→ **To do**
Put each line of the records below into a JSON list of strings, one string per line, with blank lines and the pictures left out.

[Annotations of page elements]
◇ ◇ ◇ ◇

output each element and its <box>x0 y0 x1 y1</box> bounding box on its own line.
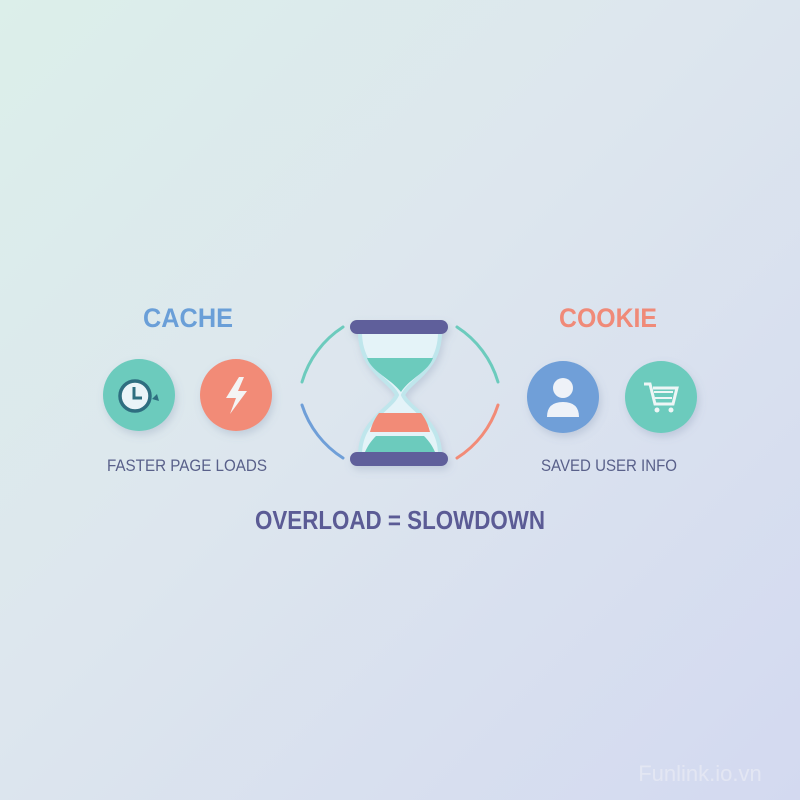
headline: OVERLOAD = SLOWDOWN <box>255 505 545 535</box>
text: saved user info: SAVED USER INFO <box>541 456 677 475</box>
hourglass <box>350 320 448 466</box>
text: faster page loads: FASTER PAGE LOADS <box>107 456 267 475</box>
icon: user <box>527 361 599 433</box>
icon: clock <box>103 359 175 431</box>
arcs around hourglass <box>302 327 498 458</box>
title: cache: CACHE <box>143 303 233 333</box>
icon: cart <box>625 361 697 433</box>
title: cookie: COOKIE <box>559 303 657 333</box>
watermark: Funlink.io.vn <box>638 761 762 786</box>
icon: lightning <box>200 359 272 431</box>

◇ ◇ ◇ ◇

→ **Complete answer**
[
  "output each element and its <box>x0 y0 x1 y1</box> bounding box on its own line.",
  "headline: OVERLOAD = SLOWDOWN <box>255 505 545 535</box>",
  "text: saved user info: SAVED USER INFO <box>541 456 677 475</box>",
  "hourglass <box>350 320 448 466</box>",
  "text: faster page loads: FASTER PAGE LOADS <box>107 456 267 475</box>",
  "icon: user <box>527 361 599 433</box>",
  "icon: clock <box>103 359 175 431</box>",
  "arcs around hourglass <box>302 327 498 458</box>",
  "title: cache: CACHE <box>143 303 233 333</box>",
  "icon: cart <box>625 361 697 433</box>",
  "title: cookie: COOKIE <box>559 303 657 333</box>",
  "watermark: Funlink.io.vn <box>638 761 762 786</box>",
  "icon: lightning <box>200 359 272 431</box>"
]